++++ Record excerpts
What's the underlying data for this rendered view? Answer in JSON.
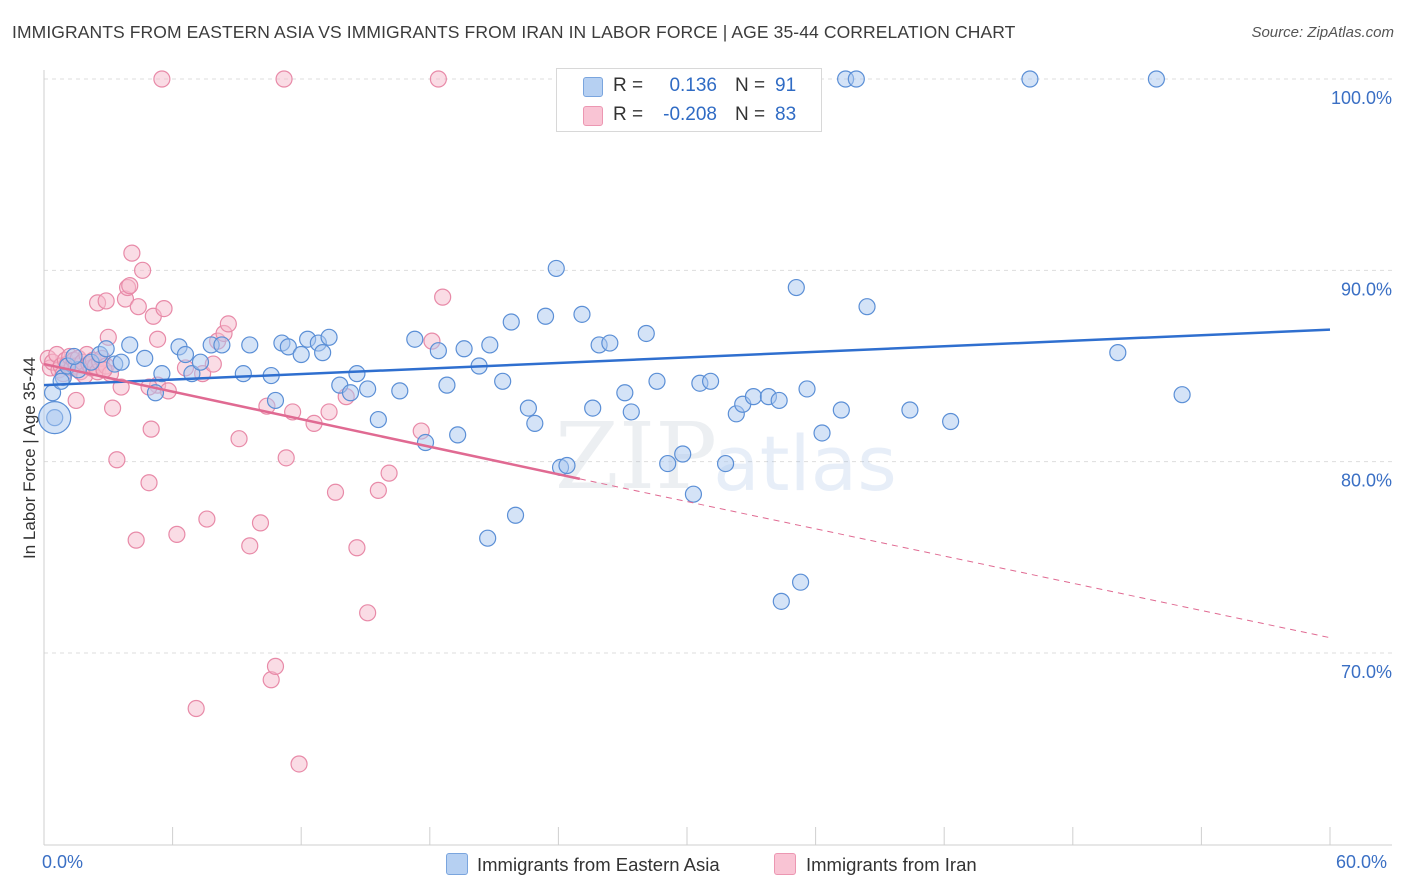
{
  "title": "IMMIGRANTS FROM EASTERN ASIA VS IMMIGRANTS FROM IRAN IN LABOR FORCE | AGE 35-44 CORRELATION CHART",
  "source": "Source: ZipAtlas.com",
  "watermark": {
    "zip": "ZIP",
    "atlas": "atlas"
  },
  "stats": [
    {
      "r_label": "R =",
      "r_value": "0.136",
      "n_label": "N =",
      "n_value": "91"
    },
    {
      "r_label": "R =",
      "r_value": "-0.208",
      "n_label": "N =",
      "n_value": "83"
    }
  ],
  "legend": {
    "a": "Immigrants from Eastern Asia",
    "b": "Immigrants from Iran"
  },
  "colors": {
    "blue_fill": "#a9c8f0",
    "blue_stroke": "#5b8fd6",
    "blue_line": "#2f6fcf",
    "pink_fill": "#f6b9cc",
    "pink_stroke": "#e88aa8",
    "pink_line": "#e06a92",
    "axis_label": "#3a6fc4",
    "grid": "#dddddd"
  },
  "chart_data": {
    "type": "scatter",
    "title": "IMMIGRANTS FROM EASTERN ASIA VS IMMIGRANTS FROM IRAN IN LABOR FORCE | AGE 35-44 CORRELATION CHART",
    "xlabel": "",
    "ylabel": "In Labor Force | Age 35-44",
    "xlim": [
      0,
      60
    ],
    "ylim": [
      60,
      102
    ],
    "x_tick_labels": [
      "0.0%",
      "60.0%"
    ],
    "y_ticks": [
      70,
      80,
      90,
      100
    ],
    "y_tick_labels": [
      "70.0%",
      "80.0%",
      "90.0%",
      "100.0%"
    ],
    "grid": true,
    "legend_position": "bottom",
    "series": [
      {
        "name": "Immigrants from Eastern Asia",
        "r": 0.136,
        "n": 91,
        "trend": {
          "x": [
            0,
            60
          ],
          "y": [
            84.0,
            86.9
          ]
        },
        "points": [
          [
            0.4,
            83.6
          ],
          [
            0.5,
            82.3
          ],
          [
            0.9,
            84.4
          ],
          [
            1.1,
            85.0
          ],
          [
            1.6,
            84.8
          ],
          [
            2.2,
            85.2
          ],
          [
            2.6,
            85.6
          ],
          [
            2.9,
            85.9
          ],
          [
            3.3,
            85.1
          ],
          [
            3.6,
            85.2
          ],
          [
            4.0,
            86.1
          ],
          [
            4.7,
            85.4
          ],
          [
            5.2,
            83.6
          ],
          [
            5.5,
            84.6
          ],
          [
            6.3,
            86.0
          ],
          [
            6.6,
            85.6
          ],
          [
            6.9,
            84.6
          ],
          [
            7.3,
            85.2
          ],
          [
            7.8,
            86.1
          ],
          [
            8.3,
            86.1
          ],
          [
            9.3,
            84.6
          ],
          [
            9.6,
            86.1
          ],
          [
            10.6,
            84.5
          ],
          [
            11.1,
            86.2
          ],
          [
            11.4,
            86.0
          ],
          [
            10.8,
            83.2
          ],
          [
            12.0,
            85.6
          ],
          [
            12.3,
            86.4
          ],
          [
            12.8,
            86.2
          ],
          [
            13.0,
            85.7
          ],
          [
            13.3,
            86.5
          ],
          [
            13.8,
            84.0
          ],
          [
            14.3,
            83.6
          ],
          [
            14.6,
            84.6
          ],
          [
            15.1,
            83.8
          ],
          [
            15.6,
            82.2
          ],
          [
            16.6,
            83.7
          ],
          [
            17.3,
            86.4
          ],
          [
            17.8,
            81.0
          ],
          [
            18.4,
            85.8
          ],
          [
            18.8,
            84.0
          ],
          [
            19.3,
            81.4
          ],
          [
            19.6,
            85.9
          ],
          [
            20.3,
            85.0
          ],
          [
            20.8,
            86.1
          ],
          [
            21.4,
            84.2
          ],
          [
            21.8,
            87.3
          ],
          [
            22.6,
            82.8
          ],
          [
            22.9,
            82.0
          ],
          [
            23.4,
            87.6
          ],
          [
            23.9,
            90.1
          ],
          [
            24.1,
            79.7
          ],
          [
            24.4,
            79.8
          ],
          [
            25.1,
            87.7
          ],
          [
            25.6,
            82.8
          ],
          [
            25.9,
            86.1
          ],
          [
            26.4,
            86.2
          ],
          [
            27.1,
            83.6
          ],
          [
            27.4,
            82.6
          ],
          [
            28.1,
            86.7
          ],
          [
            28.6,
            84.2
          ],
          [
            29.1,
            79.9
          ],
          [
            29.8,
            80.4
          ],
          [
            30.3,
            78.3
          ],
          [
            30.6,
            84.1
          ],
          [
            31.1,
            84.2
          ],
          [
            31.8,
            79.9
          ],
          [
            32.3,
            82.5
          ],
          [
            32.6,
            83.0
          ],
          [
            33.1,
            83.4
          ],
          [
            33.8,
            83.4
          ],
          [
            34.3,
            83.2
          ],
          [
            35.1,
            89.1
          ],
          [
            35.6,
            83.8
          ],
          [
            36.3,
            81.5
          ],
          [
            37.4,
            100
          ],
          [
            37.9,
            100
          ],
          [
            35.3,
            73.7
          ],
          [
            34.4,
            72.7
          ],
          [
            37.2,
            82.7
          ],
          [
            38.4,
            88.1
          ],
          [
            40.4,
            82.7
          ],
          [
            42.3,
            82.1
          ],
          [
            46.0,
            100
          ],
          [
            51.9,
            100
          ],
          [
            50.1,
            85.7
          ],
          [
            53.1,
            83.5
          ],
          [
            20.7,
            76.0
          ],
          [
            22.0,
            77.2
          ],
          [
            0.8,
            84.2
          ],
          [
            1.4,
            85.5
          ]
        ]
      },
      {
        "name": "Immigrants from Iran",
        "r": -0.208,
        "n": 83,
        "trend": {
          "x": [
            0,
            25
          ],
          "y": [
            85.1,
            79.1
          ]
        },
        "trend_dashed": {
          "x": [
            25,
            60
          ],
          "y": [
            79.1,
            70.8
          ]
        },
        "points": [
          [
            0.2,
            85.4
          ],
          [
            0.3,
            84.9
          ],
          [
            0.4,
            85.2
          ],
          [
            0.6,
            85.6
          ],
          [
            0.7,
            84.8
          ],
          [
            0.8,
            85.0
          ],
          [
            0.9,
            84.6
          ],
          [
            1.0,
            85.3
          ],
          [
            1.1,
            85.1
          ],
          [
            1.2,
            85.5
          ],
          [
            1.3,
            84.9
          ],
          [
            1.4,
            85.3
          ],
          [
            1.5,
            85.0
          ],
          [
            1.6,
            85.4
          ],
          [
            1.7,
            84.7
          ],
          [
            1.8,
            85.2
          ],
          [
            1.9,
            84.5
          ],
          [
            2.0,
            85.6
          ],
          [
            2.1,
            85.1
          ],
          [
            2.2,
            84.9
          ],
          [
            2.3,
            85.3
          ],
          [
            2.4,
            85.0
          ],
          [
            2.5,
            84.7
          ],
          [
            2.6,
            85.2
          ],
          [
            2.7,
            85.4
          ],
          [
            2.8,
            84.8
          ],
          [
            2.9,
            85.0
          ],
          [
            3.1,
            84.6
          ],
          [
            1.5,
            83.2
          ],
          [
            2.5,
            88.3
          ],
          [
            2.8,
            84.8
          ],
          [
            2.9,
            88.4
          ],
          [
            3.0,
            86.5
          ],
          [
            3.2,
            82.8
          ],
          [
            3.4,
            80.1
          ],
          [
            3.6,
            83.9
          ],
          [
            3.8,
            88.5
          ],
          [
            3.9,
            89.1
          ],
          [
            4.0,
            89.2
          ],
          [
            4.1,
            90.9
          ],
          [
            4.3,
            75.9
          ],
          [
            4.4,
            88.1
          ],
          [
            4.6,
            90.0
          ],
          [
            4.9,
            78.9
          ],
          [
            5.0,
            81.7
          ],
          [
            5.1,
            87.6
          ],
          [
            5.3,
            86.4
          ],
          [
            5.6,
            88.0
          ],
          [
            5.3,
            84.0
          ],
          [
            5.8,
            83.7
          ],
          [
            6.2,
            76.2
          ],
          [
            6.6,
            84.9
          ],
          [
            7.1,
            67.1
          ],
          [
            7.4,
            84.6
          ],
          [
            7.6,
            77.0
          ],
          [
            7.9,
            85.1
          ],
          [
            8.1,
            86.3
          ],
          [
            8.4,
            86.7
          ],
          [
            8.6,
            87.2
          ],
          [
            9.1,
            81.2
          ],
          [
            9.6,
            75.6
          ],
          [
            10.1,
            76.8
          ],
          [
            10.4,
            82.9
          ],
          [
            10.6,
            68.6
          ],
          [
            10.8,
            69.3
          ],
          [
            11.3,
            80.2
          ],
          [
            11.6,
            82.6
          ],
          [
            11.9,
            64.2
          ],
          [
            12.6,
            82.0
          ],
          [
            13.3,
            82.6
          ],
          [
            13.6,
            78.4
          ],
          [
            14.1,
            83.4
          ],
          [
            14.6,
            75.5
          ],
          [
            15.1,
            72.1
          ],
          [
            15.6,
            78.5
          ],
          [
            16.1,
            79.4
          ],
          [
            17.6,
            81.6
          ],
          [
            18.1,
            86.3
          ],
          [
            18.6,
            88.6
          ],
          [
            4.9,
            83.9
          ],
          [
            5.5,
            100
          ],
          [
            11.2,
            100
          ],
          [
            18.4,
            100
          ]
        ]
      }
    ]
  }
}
++++++++
Task requirements: Say, as a bare number, how many lines in the entries above include the string "name".

Solution for this task: 2